§ **Written request**
Write out every entry precisely as given, leaving the pictures out.

------

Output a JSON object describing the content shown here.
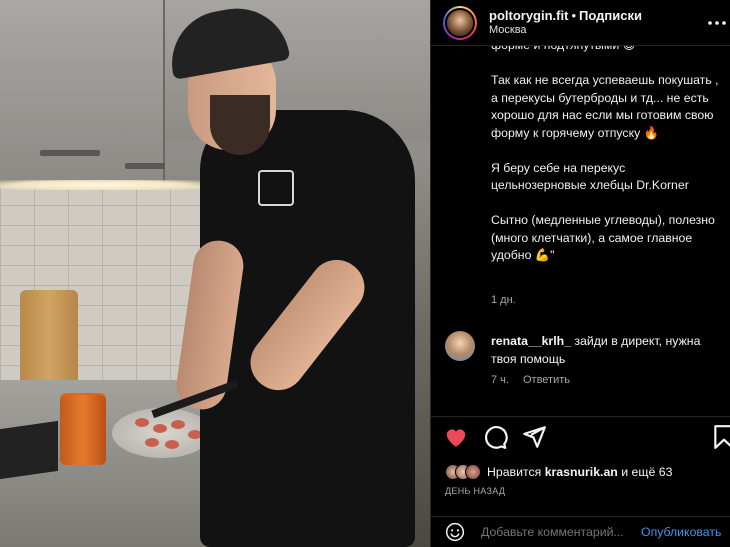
{
  "header": {
    "username": "poltorygin.fit",
    "dot": "•",
    "follow_label": "Подписки",
    "location": "Москва",
    "more_icon": "more-horizontal-icon"
  },
  "caption": {
    "paragraphs": [
      "форме и подтянутыми 😉",
      "Так как не всегда успеваешь покушать , а перекусы бутерброды и тд... не есть хорошо для нас если мы готовим свою форму к горячему отпуску 🔥",
      "Я беру себе на перекус цельнозерновые хлебцы Dr.Korner",
      "Сытно (медленные углеводы), полезно (много клетчатки), а самое главное удобно 💪\""
    ],
    "time": "1 дн."
  },
  "comment": {
    "username": "renata__krlh_",
    "text": "зайди в директ, нужна твоя помощь",
    "time": "7 ч.",
    "reply_label": "Ответить"
  },
  "actions": {
    "like_icon": "heart-filled-icon",
    "comment_icon": "comment-icon",
    "share_icon": "send-icon",
    "save_icon": "bookmark-icon",
    "like_color": "#ed4956"
  },
  "likes": {
    "prefix": "Нравится",
    "user": "krasnurik.an",
    "suffix": "и ещё 63"
  },
  "date": "ДЕНЬ НАЗАД",
  "add_comment": {
    "placeholder": "Добавьте комментарий...",
    "publish_label": "Опубликовать",
    "publish_color": "#3897f0"
  }
}
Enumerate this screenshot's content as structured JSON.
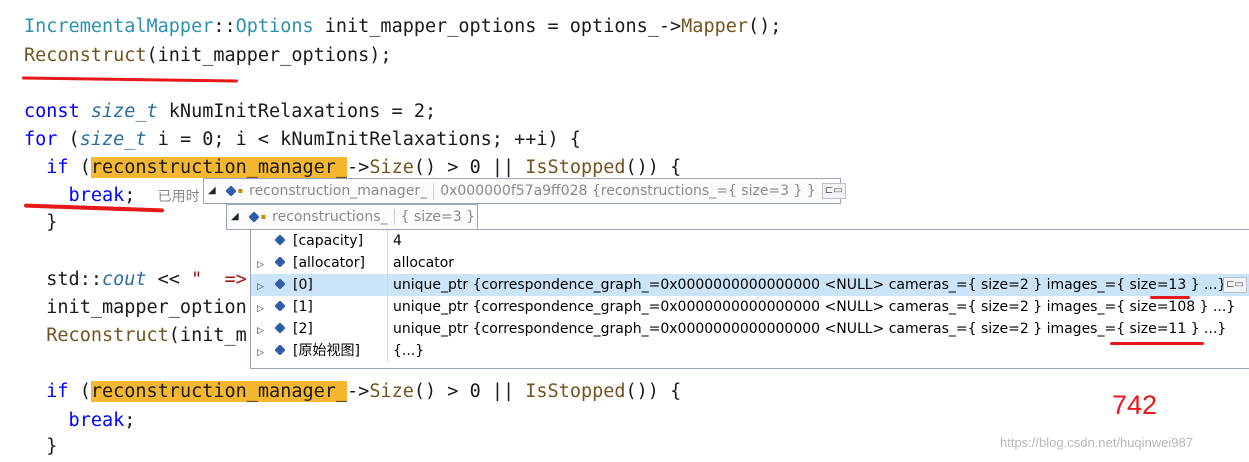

------

§ **Complete response**
Output a JSON object describing the content shown here.
{
  "header": {
    "username": "poltorygin.fit",
    "dot": "•",
    "follow_label": "Подписки",
    "location": "Москва",
    "more_icon": "more-horizontal-icon"
  },
  "caption": {
    "paragraphs": [
      "форме и подтянутыми 😉",
      "Так как не всегда успеваешь покушать , а перекусы бутерброды и тд... не есть хорошо для нас если мы готовим свою форму к горячему отпуску 🔥",
      "Я беру себе на перекус цельнозерновые хлебцы Dr.Korner",
      "Сытно (медленные углеводы), полезно (много клетчатки), а самое главное удобно 💪\""
    ],
    "time": "1 дн."
  },
  "comment": {
    "username": "renata__krlh_",
    "text": "зайди в директ, нужна твоя помощь",
    "time": "7 ч.",
    "reply_label": "Ответить"
  },
  "actions": {
    "like_icon": "heart-filled-icon",
    "comment_icon": "comment-icon",
    "share_icon": "send-icon",
    "save_icon": "bookmark-icon",
    "like_color": "#ed4956"
  },
  "likes": {
    "prefix": "Нравится",
    "user": "krasnurik.an",
    "suffix": "и ещё 63"
  },
  "date": "ДЕНЬ НАЗАД",
  "add_comment": {
    "placeholder": "Добавьте комментарий...",
    "publish_label": "Опубликовать",
    "publish_color": "#3897f0"
  }
}
Enumerate this screenshot's content as structured JSON.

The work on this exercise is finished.